____ Data for this exercise

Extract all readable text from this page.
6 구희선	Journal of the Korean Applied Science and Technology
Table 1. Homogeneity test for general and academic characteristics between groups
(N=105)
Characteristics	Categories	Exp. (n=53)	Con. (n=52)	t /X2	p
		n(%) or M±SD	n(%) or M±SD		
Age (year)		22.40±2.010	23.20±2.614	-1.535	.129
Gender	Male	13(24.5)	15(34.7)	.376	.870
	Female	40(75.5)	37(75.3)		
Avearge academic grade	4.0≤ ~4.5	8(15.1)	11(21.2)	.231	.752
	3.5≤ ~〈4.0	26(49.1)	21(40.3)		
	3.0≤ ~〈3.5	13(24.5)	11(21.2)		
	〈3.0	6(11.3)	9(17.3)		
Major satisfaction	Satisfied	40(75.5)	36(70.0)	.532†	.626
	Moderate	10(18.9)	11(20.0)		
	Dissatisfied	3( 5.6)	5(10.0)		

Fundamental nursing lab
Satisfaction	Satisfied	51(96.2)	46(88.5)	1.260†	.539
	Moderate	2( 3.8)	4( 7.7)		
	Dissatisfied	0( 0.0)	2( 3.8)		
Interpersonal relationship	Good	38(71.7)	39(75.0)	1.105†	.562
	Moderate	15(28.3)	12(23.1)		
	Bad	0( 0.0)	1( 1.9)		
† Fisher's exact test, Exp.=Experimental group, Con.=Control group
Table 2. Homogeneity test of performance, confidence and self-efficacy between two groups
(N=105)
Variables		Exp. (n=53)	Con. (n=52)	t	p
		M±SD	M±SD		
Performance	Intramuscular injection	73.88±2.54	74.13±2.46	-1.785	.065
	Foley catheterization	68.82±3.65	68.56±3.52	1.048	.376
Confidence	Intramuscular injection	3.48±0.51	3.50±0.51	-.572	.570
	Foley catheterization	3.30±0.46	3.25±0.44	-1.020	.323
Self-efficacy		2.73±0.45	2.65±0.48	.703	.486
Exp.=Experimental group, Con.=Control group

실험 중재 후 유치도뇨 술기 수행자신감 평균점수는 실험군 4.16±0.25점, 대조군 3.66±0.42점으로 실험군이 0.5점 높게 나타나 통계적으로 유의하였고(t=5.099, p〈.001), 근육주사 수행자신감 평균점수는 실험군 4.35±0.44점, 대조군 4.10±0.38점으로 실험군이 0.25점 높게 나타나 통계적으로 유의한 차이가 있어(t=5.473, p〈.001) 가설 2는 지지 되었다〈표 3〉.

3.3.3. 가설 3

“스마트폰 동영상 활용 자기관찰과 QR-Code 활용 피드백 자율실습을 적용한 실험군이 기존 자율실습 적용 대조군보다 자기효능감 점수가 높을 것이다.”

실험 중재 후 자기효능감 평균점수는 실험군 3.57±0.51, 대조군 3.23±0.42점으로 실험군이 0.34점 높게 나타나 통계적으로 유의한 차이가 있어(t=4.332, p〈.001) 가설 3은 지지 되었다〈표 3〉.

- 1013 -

________

**Task statement:**
Give the complete listing a second time, exactly as it reads.

**Correct output:**
Extract all readable text from this page.
6 구희선	Journal of the Korean Applied Science and Technology
Table 1. Homogeneity test for general and academic characteristics between groups
(N=105)
Characteristics	Categories	Exp. (n=53)	Con. (n=52)	t /X2	p
		n(%) or M±SD	n(%) or M±SD		
Age (year)		22.40±2.010	23.20±2.614	-1.535	.129
Gender	Male	13(24.5)	15(34.7)	.376	.870
	Female	40(75.5)	37(75.3)		
Avearge academic grade	4.0≤ ~4.5	8(15.1)	11(21.2)	.231	.752
	3.5≤ ~〈4.0	26(49.1)	21(40.3)		
	3.0≤ ~〈3.5	13(24.5)	11(21.2)		
	〈3.0	6(11.3)	9(17.3)		
Major satisfaction	Satisfied	40(75.5)	36(70.0)	.532†	.626
	Moderate	10(18.9)	11(20.0)		
	Dissatisfied	3( 5.6)	5(10.0)		

Fundamental nursing lab
Satisfaction	Satisfied	51(96.2)	46(88.5)	1.260†	.539
	Moderate	2( 3.8)	4( 7.7)		
	Dissatisfied	0( 0.0)	2( 3.8)		
Interpersonal relationship	Good	38(71.7)	39(75.0)	1.105†	.562
	Moderate	15(28.3)	12(23.1)		
	Bad	0( 0.0)	1( 1.9)		
† Fisher's exact test, Exp.=Experimental group, Con.=Control group
Table 2. Homogeneity test of performance, confidence and self-efficacy between two groups
(N=105)
Variables		Exp. (n=53)	Con. (n=52)	t	p
		M±SD	M±SD		
Performance	Intramuscular injection	73.88±2.54	74.13±2.46	-1.785	.065
	Foley catheterization	68.82±3.65	68.56±3.52	1.048	.376
Confidence	Intramuscular injection	3.48±0.51	3.50±0.51	-.572	.570
	Foley catheterization	3.30±0.46	3.25±0.44	-1.020	.323
Self-efficacy		2.73±0.45	2.65±0.48	.703	.486
Exp.=Experimental group, Con.=Control group

실험 중재 후 유치도뇨 술기 수행자신감 평균점수는 실험군 4.16±0.25점, 대조군 3.66±0.42점으로 실험군이 0.5점 높게 나타나 통계적으로 유의하였고(t=5.099, p〈.001), 근육주사 수행자신감 평균점수는 실험군 4.35±0.44점, 대조군 4.10±0.38점으로 실험군이 0.25점 높게 나타나 통계적으로 유의한 차이가 있어(t=5.473, p〈.001) 가설 2는 지지 되었다〈표 3〉.

3.3.3. 가설 3

“스마트폰 동영상 활용 자기관찰과 QR-Code 활용 피드백 자율실습을 적용한 실험군이 기존 자율실습 적용 대조군보다 자기효능감 점수가 높을 것이다.”

실험 중재 후 자기효능감 평균점수는 실험군 3.57±0.51, 대조군 3.23±0.42점으로 실험군이 0.34점 높게 나타나 통계적으로 유의한 차이가 있어(t=4.332, p〈.001) 가설 3은 지지 되었다〈표 3〉.

- 1013 -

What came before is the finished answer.